Excerpted records:
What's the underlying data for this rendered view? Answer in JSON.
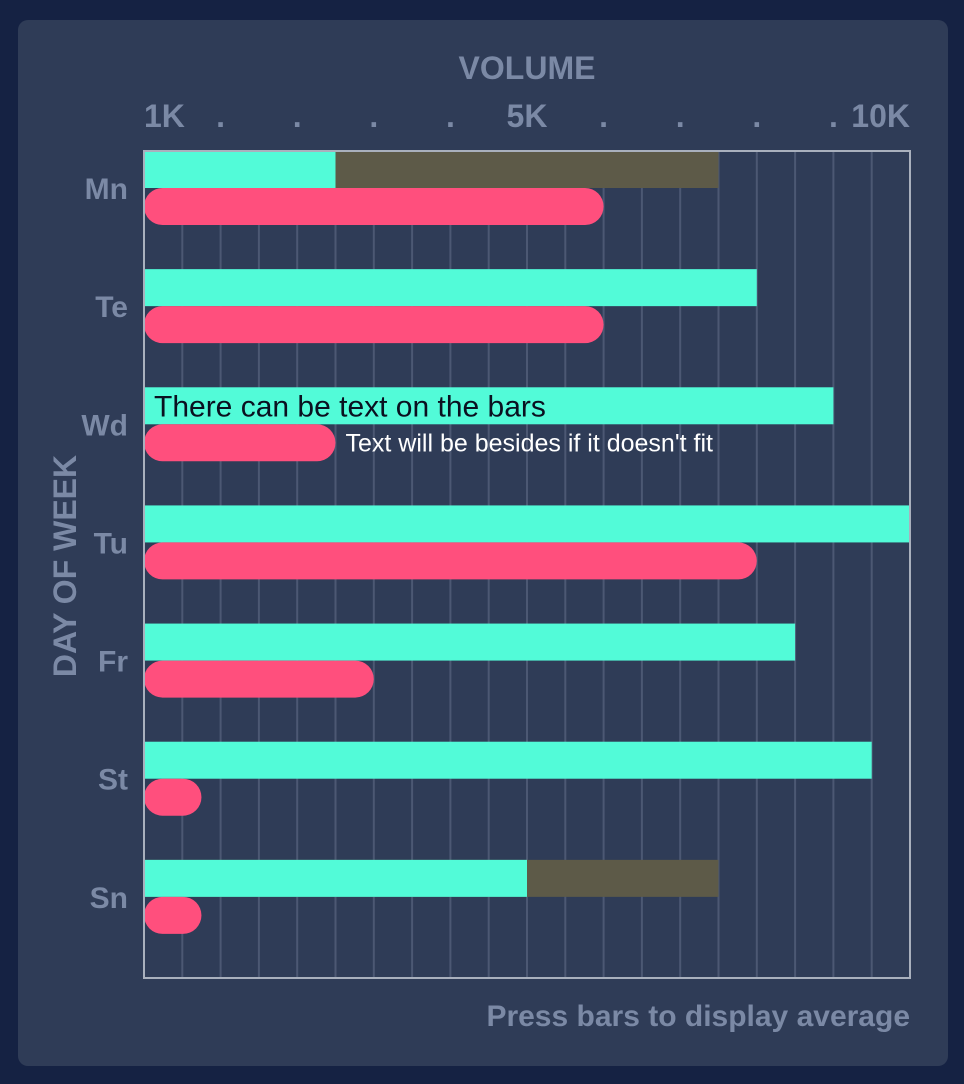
{
  "chart_data": {
    "type": "bar",
    "orientation": "horizontal",
    "title": "VOLUME",
    "xlabel": "VOLUME",
    "ylabel": "DAY OF WEEK",
    "footer": "Press bars to display average",
    "x_ticks": [
      "1K",
      ".",
      ".",
      ".",
      ".",
      "5K",
      ".",
      ".",
      ".",
      ".",
      "10K"
    ],
    "xlim": [
      0,
      10000
    ],
    "grid": true,
    "categories": [
      "Mn",
      "Te",
      "Wd",
      "Tu",
      "Fr",
      "St",
      "Sn"
    ],
    "series": [
      {
        "values": [
          2500,
          8000,
          9000,
          10000,
          8500,
          9500,
          5000
        ],
        "color": "#52fbd8"
      },
      {
        "values": [
          6000,
          6000,
          2500,
          8000,
          3000,
          750,
          750
        ],
        "color": "#ff4f7d"
      }
    ],
    "averages": [
      7500,
      null,
      null,
      null,
      null,
      null,
      7500
    ],
    "average_color": "#5d5a48",
    "annotations": [
      {
        "category": "Wd",
        "series": 0,
        "text": "There can be text on the bars"
      },
      {
        "category": "Wd",
        "series": 1,
        "text": "Text will be besides if it doesn't fit"
      }
    ]
  }
}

Requirement:
Your task is to set down the records shown above exactly, minus any pictures.

Full output:
What's the underlying data for this rendered view? Answer in JSON.
{
  "chart_data": {
    "type": "bar",
    "orientation": "horizontal",
    "title": "VOLUME",
    "xlabel": "VOLUME",
    "ylabel": "DAY OF WEEK",
    "footer": "Press bars to display average",
    "x_ticks": [
      "1K",
      ".",
      ".",
      ".",
      ".",
      "5K",
      ".",
      ".",
      ".",
      ".",
      "10K"
    ],
    "xlim": [
      0,
      10000
    ],
    "grid": true,
    "categories": [
      "Mn",
      "Te",
      "Wd",
      "Tu",
      "Fr",
      "St",
      "Sn"
    ],
    "series": [
      {
        "values": [
          2500,
          8000,
          9000,
          10000,
          8500,
          9500,
          5000
        ],
        "color": "#52fbd8"
      },
      {
        "values": [
          6000,
          6000,
          2500,
          8000,
          3000,
          750,
          750
        ],
        "color": "#ff4f7d"
      }
    ],
    "averages": [
      7500,
      null,
      null,
      null,
      null,
      null,
      7500
    ],
    "average_color": "#5d5a48",
    "annotations": [
      {
        "category": "Wd",
        "series": 0,
        "text": "There can be text on the bars"
      },
      {
        "category": "Wd",
        "series": 1,
        "text": "Text will be besides if it doesn't fit"
      }
    ]
  }
}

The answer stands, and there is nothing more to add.